Lindsay Gearheart: What is your background, and how did you find your way to the One8 Foundation?
Joanna Jacobson: Prior to One8 Foundation, I worked in the consumer goods sector as a marketing and product strategist. I’ve held senior roles in two turnaround companies, including the President of the Keds Corporation and SVP Marketing and Product Development at Converse Corporation. Currently, I’m the President of The One8 Foundation where I’m tasked with building and managing our family foundation. In my role, I work to effectively allocate much of our wealth to causes that influence critical, positive social change in the world.
LG: Can you tell us more about the One8 Foundation? What is its mission, and how does it go about achieving it?
JJ: The One8 Foundation’s mission is to propel and support outstanding leaders with compelling ideas that deliver a scaled and sustainable impact in education. Through our efforts, we strive to deliver equitable access to opportunities, Jewish engagement and Israel social cohesion and understanding.
LG: What is venture philanthropy? How does it differ from “traditional” philanthropy and why do you think it’s such an effective way to drive social change?
JJ: Venture philanthropy, a type of impact investment, borrows from the venture capital model prioritizing support to highly effective, passionate and committed leaders with ideas that effect sustained social change. Our model goes beyond traditional venture philanthropy as our foundation is both a foundation and a pro bono consulting firm. We provide strategic and analytical support to our grantees and provide the multi-year grant dollars to scale.

• _Material shown_
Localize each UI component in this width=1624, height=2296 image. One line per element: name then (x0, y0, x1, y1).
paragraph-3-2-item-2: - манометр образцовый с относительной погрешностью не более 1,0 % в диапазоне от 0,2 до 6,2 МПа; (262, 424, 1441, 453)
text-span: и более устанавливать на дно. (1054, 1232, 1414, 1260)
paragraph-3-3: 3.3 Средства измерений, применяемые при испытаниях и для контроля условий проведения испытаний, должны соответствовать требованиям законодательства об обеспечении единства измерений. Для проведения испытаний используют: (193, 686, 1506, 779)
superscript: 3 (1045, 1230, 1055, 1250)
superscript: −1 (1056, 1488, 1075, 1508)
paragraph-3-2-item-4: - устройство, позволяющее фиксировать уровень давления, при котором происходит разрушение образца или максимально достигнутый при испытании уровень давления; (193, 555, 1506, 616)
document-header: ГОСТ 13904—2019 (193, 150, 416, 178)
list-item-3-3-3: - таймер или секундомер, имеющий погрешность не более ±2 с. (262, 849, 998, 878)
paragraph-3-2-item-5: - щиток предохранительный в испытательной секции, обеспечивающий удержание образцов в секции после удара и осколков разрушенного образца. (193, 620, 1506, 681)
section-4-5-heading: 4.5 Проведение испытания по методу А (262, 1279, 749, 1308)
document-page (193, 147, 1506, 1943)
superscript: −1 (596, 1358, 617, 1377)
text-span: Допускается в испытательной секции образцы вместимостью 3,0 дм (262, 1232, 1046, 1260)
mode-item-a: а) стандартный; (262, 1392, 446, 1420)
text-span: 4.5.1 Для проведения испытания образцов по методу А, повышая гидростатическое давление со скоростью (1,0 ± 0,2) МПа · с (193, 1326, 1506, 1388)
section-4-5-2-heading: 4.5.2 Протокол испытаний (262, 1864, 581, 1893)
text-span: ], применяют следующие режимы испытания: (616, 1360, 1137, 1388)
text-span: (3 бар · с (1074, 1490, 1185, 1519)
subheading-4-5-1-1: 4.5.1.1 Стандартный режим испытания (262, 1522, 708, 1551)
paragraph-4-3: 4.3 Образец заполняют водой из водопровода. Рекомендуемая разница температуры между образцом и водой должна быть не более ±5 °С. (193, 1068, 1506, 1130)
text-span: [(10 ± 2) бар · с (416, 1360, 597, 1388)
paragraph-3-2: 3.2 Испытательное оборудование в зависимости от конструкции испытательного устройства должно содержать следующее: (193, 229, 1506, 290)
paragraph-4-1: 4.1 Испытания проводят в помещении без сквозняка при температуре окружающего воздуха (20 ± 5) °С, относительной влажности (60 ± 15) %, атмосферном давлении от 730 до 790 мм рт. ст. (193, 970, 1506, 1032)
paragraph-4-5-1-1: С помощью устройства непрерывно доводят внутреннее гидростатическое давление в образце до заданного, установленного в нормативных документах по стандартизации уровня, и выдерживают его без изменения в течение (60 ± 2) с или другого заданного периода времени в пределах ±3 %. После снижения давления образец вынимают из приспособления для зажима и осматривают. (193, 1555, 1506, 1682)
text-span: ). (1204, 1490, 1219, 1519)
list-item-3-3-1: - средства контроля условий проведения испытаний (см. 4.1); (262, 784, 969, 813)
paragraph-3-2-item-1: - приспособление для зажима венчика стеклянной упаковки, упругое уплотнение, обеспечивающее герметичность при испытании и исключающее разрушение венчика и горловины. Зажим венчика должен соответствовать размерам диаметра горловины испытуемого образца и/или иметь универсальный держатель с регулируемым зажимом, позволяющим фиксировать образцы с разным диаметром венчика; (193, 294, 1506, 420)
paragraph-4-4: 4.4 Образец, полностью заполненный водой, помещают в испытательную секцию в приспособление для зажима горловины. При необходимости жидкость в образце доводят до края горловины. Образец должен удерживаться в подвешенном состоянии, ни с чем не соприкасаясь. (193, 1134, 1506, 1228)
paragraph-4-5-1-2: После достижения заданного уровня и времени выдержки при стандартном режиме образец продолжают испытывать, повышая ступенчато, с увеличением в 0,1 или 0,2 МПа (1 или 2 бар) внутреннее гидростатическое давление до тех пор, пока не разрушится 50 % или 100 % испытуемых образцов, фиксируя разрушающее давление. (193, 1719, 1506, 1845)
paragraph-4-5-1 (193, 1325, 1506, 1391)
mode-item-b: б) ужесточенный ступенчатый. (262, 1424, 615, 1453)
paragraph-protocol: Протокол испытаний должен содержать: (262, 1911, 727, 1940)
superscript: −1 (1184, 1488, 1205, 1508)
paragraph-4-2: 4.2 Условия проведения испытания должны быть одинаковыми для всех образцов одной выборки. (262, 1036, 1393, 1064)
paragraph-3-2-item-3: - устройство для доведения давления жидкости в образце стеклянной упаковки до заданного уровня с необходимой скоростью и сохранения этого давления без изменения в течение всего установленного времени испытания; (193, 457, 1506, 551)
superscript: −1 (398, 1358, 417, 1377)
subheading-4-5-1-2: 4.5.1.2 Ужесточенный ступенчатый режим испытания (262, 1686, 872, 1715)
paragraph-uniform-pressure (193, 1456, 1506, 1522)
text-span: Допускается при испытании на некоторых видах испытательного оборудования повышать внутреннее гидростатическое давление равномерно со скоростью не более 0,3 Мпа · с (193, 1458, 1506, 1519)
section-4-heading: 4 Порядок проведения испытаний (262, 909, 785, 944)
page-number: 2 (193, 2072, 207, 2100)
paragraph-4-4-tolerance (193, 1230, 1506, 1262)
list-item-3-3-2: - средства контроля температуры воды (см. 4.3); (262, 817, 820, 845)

• _Instruction_
Write out the part of the One8 Foundation interview that runs from "LG: Can you" up to and including "cohesion and understanding.", word for word.

• _Exercise answer_
LG: Can you tell us more about the One8 Foundation? What is its mission, and how does it go about achieving it?
JJ: The One8 Foundation’s mission is to propel and support outstanding leaders with compelling ideas that deliver a scaled and sustainable impact in education. Through our efforts, we strive to deliver equitable access to opportunities, Jewish engagement and Israel social cohesion and understanding.